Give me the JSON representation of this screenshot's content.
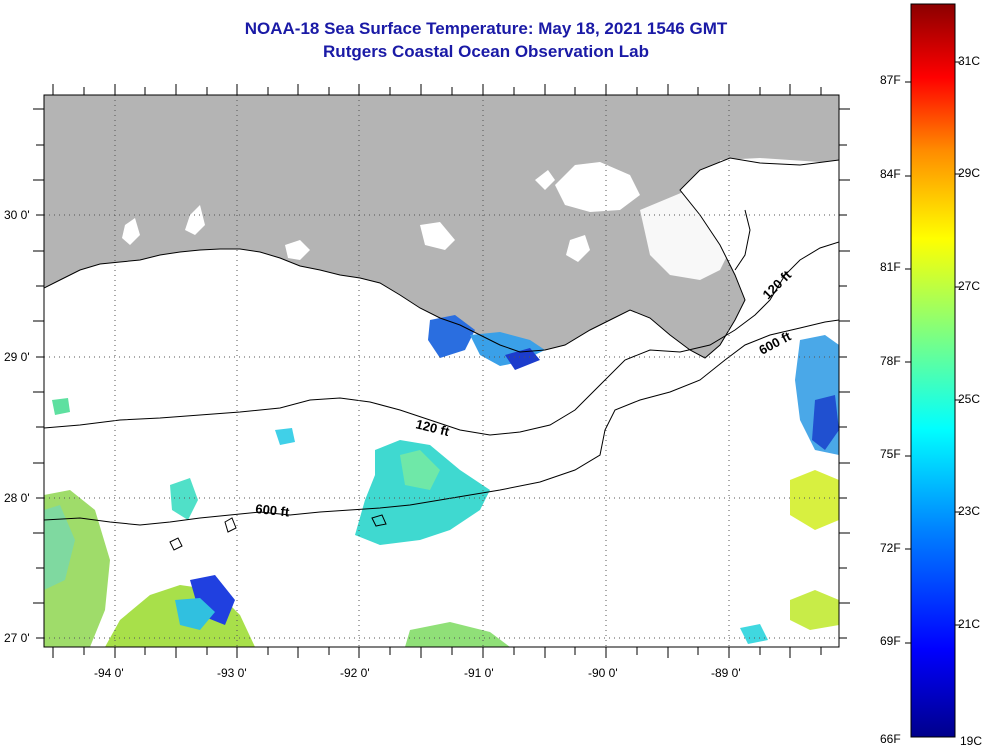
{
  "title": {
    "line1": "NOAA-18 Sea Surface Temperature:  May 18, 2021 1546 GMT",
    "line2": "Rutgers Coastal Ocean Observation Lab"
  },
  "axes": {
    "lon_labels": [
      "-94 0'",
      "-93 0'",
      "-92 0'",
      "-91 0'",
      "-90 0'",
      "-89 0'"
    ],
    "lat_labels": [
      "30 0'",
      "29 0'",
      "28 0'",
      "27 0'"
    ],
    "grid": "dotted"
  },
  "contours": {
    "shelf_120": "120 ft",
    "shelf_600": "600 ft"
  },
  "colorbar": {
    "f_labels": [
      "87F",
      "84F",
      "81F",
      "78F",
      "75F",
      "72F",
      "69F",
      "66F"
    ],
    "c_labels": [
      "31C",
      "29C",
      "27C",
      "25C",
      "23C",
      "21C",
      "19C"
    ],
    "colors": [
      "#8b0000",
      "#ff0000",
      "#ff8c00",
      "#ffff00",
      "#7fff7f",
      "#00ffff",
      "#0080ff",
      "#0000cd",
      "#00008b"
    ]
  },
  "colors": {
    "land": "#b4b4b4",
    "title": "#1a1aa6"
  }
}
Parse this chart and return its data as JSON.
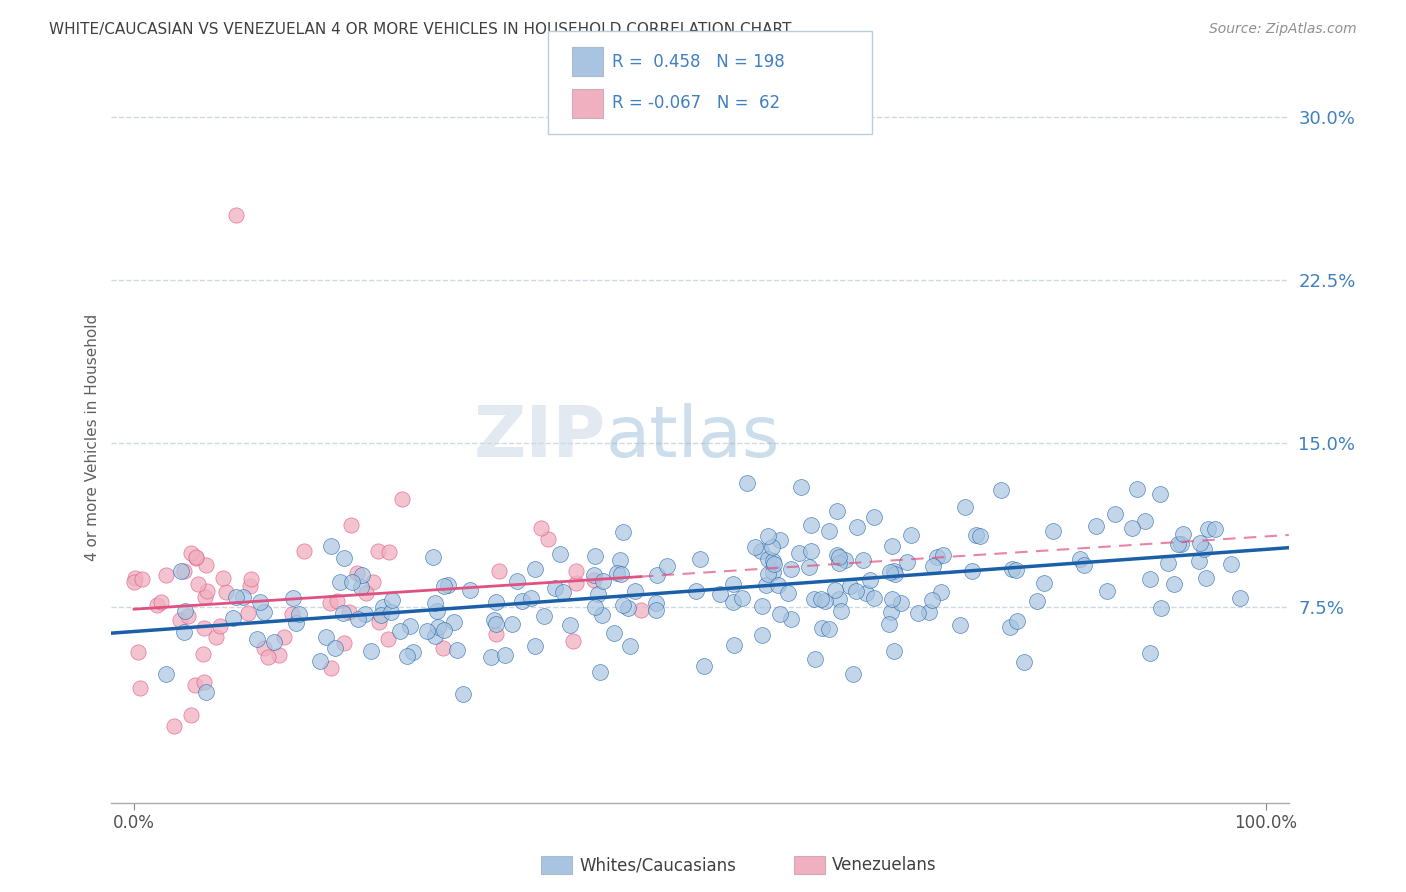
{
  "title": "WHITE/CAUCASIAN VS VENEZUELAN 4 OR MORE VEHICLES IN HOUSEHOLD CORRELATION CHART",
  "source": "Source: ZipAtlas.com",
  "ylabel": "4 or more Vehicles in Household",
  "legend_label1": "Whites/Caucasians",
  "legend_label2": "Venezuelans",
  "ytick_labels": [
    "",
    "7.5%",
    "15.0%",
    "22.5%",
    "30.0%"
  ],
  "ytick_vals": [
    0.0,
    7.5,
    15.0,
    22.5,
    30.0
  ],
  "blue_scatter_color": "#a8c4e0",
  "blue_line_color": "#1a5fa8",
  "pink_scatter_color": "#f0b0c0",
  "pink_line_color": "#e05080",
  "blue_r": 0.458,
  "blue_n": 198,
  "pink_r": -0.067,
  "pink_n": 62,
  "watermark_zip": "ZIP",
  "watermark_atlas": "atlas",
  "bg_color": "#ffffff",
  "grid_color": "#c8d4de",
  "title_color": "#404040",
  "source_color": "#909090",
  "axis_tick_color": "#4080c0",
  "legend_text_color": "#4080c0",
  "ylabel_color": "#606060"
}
==
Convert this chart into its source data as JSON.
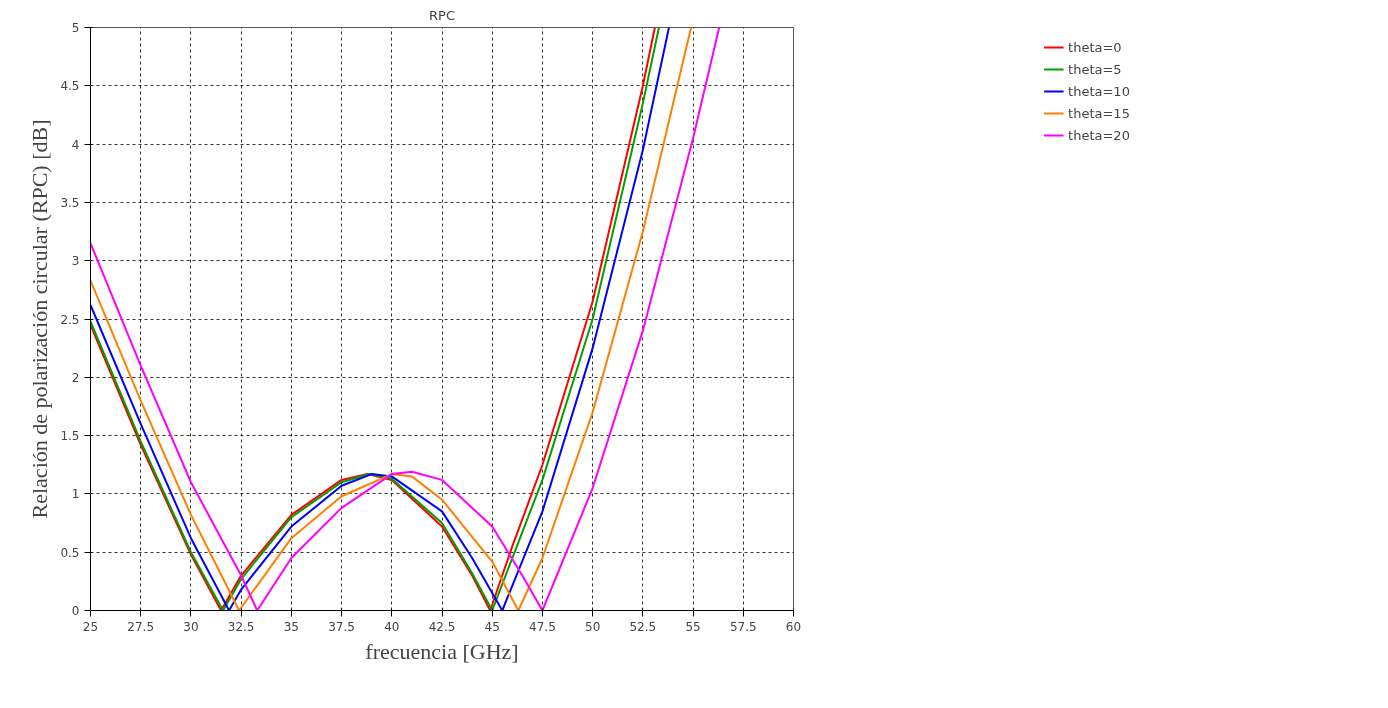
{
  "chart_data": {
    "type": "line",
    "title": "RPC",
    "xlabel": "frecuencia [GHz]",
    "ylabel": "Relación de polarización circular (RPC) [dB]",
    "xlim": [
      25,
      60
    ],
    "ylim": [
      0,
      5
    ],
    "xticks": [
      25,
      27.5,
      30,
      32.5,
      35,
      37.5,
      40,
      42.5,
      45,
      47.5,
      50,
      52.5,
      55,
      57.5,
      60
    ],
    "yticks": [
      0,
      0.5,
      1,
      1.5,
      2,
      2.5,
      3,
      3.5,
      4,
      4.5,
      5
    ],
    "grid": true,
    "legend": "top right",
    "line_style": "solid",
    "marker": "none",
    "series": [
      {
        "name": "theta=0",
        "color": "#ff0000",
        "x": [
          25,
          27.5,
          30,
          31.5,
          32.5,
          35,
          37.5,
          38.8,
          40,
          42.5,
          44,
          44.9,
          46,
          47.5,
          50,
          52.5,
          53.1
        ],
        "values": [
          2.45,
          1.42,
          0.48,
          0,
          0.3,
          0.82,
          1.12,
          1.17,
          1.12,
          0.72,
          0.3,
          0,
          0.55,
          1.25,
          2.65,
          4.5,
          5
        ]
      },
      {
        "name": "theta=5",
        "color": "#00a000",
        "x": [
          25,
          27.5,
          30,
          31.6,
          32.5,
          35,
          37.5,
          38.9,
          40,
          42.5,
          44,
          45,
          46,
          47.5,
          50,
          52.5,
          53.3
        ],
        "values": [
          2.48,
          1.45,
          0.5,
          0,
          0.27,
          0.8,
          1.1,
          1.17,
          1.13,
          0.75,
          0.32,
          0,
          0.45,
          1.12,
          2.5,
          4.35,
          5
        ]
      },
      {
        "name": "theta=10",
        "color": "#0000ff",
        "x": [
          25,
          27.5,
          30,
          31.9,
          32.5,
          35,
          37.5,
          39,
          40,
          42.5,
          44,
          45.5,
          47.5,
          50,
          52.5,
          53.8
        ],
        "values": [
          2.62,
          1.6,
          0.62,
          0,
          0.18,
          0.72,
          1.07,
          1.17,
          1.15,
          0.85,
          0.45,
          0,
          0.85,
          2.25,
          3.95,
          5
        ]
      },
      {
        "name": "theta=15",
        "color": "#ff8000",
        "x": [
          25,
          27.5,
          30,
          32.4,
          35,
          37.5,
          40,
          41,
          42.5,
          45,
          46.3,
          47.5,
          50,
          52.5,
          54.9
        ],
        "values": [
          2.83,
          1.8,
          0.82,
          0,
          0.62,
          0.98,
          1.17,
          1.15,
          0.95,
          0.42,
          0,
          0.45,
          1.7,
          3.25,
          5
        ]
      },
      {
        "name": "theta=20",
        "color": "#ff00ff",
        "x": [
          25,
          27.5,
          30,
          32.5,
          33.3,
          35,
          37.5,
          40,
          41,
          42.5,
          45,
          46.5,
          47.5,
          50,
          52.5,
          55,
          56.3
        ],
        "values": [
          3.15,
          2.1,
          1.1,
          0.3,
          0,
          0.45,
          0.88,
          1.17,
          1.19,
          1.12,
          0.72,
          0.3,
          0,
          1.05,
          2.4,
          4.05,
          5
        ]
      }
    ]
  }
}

• [Exercise aim]
Pick out every line with the string "JSON" and copy it.

• [Task result]
Give me the JSON representation of this screenshot's content.
Parse this chart and return its data as JSON.
Convert this chart into its source data as JSON.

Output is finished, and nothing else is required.